**Direction**
Return a copy of every line in the records that includes the word "USER".

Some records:

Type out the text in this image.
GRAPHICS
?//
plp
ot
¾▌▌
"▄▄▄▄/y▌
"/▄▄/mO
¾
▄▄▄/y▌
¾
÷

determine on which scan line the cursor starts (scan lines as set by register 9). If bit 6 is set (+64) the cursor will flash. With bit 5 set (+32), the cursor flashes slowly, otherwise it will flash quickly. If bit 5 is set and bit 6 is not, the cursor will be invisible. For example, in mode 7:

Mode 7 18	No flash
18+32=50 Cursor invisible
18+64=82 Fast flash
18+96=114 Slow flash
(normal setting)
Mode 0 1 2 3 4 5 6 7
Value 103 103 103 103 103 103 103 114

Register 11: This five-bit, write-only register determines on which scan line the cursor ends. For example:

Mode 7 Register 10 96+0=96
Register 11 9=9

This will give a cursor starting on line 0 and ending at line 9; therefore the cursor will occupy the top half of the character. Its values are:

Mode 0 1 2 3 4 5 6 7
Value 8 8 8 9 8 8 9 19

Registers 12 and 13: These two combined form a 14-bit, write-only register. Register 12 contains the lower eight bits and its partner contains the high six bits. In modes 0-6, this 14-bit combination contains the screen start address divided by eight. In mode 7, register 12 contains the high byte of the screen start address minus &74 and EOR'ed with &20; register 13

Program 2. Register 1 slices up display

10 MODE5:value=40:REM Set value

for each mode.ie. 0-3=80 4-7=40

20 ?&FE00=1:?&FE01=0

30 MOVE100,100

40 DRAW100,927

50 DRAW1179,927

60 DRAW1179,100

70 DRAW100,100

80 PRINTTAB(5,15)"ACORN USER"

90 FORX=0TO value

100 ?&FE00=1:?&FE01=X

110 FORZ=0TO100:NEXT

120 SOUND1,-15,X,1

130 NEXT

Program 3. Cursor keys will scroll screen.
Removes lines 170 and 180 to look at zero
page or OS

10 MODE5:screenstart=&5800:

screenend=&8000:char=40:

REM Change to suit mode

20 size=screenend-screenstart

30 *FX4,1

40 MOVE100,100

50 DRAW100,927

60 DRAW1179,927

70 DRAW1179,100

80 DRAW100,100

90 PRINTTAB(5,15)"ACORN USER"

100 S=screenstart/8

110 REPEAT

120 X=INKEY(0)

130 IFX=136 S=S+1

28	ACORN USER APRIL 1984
--
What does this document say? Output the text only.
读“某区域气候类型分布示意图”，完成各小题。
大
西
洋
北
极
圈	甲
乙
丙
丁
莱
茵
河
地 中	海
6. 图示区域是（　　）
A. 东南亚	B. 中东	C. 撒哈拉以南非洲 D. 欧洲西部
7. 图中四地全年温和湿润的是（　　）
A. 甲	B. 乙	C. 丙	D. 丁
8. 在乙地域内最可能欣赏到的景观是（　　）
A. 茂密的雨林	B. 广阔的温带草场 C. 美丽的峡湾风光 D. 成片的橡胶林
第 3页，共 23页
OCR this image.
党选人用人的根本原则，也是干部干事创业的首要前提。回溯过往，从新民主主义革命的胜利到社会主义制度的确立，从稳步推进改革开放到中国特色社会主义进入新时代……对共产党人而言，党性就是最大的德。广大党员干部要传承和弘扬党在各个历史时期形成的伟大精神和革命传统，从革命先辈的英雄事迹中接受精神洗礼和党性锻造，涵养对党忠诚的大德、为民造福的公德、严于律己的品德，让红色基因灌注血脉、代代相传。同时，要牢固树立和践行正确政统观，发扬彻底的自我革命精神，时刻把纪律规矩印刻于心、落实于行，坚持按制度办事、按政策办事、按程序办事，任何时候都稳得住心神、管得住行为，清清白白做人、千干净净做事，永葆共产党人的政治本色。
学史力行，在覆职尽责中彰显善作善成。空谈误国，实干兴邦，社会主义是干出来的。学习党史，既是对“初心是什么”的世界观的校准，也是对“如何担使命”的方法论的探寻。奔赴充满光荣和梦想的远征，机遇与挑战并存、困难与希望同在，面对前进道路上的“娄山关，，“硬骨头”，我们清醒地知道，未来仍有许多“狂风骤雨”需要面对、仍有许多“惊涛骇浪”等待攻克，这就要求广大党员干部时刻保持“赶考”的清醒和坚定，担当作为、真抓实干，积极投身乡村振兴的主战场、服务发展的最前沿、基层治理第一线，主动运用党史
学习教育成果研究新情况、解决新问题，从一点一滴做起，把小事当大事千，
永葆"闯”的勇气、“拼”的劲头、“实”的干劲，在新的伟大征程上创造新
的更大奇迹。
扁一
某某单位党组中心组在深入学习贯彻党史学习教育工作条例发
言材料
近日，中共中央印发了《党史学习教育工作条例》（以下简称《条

**Correct output**
80 PRINTTAB(5,15)"ACORN USER"
90 PRINTTAB(5,15)"ACORN USER"
28	ACORN USER APRIL 1984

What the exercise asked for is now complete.